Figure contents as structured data
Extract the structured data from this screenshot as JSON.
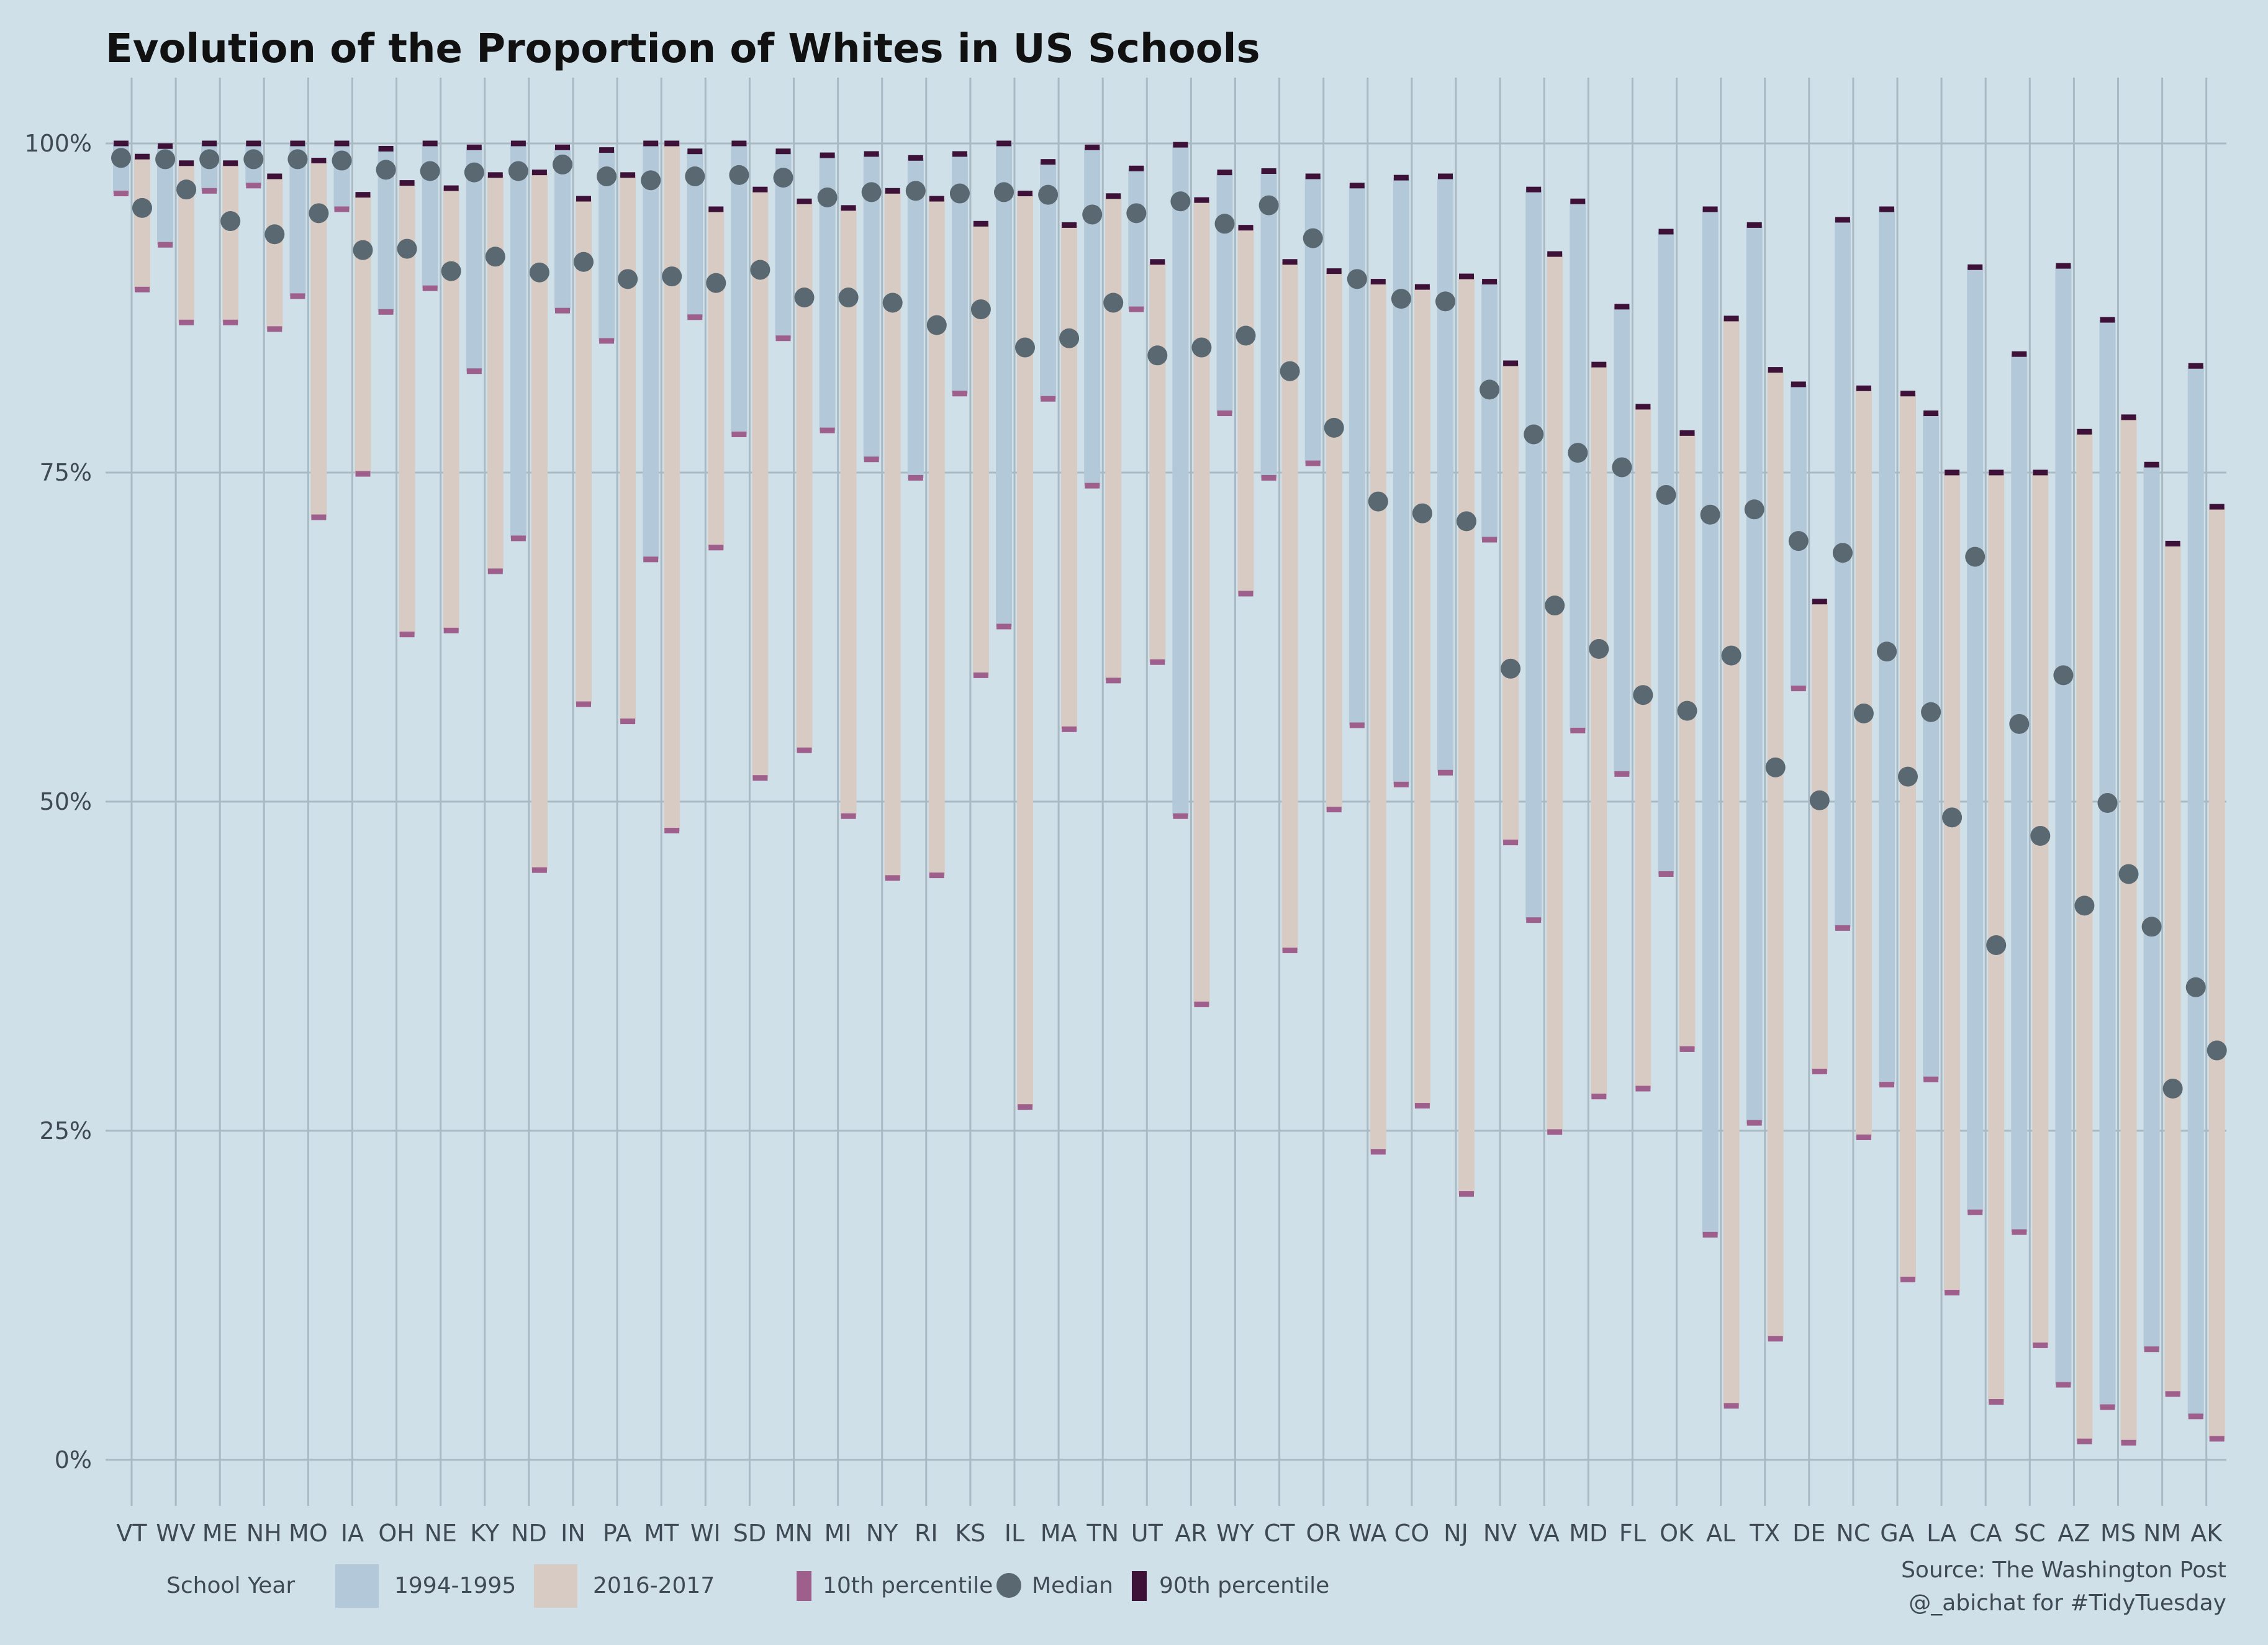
{
  "chart_data": {
    "type": "range_bar_dot",
    "title": "Evolution of the Proportion of Whites in US Schools",
    "xlabel": "",
    "ylabel": "",
    "y_ticks": [
      "0%",
      "25%",
      "50%",
      "75%",
      "100%"
    ],
    "y_tick_values": [
      0,
      25,
      50,
      75,
      100
    ],
    "ylim": [
      -3.5,
      105
    ],
    "grid": true,
    "states": [
      "VT",
      "WV",
      "ME",
      "NH",
      "MO",
      "IA",
      "OH",
      "NE",
      "KY",
      "ND",
      "IN",
      "PA",
      "MT",
      "WI",
      "SD",
      "MN",
      "MI",
      "NY",
      "RI",
      "KS",
      "IL",
      "MA",
      "TN",
      "UT",
      "AR",
      "WY",
      "CT",
      "OR",
      "WA",
      "CO",
      "NJ",
      "NV",
      "VA",
      "MD",
      "FL",
      "OK",
      "AL",
      "TX",
      "DE",
      "NC",
      "GA",
      "LA",
      "CA",
      "SC",
      "AZ",
      "MS",
      "NM",
      "AK"
    ],
    "series": [
      {
        "name": "1994-1995",
        "p10": [
          96.2,
          92.3,
          96.4,
          96.8,
          88.4,
          95.0,
          87.2,
          89.0,
          82.7,
          70.0,
          87.3,
          85.0,
          68.4,
          86.8,
          77.9,
          85.2,
          78.2,
          76.0,
          74.6,
          81.0,
          63.3,
          80.6,
          74.0,
          87.4,
          48.9,
          79.5,
          74.6,
          75.7,
          55.8,
          51.3,
          52.2,
          69.9,
          41.0,
          55.4,
          52.1,
          44.5,
          17.1,
          25.6,
          58.6,
          40.4,
          28.5,
          28.9,
          18.8,
          17.3,
          5.7,
          4.0,
          8.4,
          3.3
        ],
        "median": [
          98.9,
          98.8,
          98.8,
          98.8,
          98.8,
          98.7,
          98.0,
          97.9,
          97.8,
          97.9,
          98.4,
          97.5,
          97.2,
          97.5,
          97.6,
          97.4,
          95.9,
          96.3,
          96.4,
          96.2,
          96.3,
          96.1,
          94.6,
          94.7,
          95.6,
          93.9,
          95.3,
          92.8,
          89.7,
          88.2,
          88.0,
          81.3,
          77.9,
          76.5,
          75.4,
          73.3,
          71.8,
          72.2,
          69.8,
          68.9,
          61.4,
          56.8,
          68.6,
          55.9,
          59.6,
          49.9,
          40.5,
          35.9
        ],
        "p90": [
          100,
          99.8,
          100,
          100,
          100,
          100,
          99.6,
          100,
          99.7,
          100,
          99.7,
          99.5,
          100,
          99.4,
          100,
          99.4,
          99.1,
          99.2,
          98.9,
          99.2,
          100,
          98.6,
          99.7,
          98.1,
          99.9,
          97.8,
          97.9,
          97.5,
          96.8,
          97.4,
          97.5,
          89.5,
          96.5,
          95.6,
          87.6,
          93.3,
          95.0,
          93.8,
          81.7,
          94.2,
          95.0,
          79.5,
          90.6,
          84.0,
          90.7,
          86.6,
          75.6,
          83.1
        ]
      },
      {
        "name": "2016-2017",
        "p10": [
          88.9,
          86.4,
          86.4,
          85.9,
          71.6,
          74.9,
          62.7,
          63.0,
          67.5,
          44.8,
          57.4,
          56.1,
          47.8,
          69.3,
          51.8,
          53.9,
          48.9,
          44.2,
          44.4,
          59.6,
          26.8,
          55.5,
          59.2,
          60.6,
          34.6,
          65.8,
          38.7,
          49.4,
          23.4,
          26.9,
          20.2,
          46.9,
          24.9,
          27.6,
          28.2,
          31.2,
          4.1,
          9.2,
          29.5,
          24.5,
          13.7,
          12.7,
          4.4,
          8.7,
          1.4,
          1.3,
          5.0,
          1.6
        ],
        "median": [
          95.1,
          96.5,
          94.1,
          93.1,
          94.7,
          91.9,
          92.0,
          90.3,
          91.4,
          90.2,
          91.0,
          89.7,
          89.9,
          89.4,
          90.4,
          88.3,
          88.3,
          87.9,
          86.2,
          87.4,
          84.5,
          85.2,
          87.9,
          83.9,
          84.5,
          85.4,
          82.7,
          78.4,
          72.8,
          71.9,
          71.3,
          60.1,
          64.9,
          61.6,
          58.1,
          56.9,
          61.1,
          52.6,
          50.1,
          56.7,
          51.9,
          48.8,
          39.1,
          47.4,
          42.1,
          44.5,
          28.2,
          31.1
        ],
        "p90": [
          99.0,
          98.5,
          98.5,
          97.5,
          98.7,
          96.1,
          97.0,
          96.6,
          97.6,
          97.8,
          95.8,
          97.6,
          100,
          95.0,
          96.5,
          95.6,
          95.1,
          96.4,
          95.8,
          93.9,
          96.2,
          93.8,
          96.0,
          91.0,
          95.7,
          93.6,
          91.0,
          90.3,
          89.5,
          89.1,
          89.9,
          83.3,
          91.6,
          83.2,
          80.0,
          78.0,
          86.7,
          82.8,
          65.2,
          81.4,
          81.0,
          75.0,
          75.0,
          75.0,
          78.1,
          79.2,
          69.6,
          72.4
        ]
      }
    ],
    "colors": {
      "range_1994": "#b3c8d8",
      "range_2016": "#d8cbc3",
      "p10": "#9e5f8c",
      "median": "#5a6871",
      "p90": "#3e1138",
      "grid": "#a9bac4",
      "background": "#cfe0e9"
    },
    "legend": {
      "title": "School Year",
      "series_1994": "1994-1995",
      "series_2016": "2016-2017",
      "p10": "10th percentile",
      "median": "Median",
      "p90": "90th percentile"
    },
    "caption_lines": [
      "Source: The Washington Post",
      "@_abichat for #TidyTuesday"
    ]
  }
}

WRITTEN REQUEST:
Check each line of the records for the word "median" and extract those that contain it.

PROBLEM SOLUTION:
        "median": [
        "median": [
      "median": "#5a6871",
      "median": "Median",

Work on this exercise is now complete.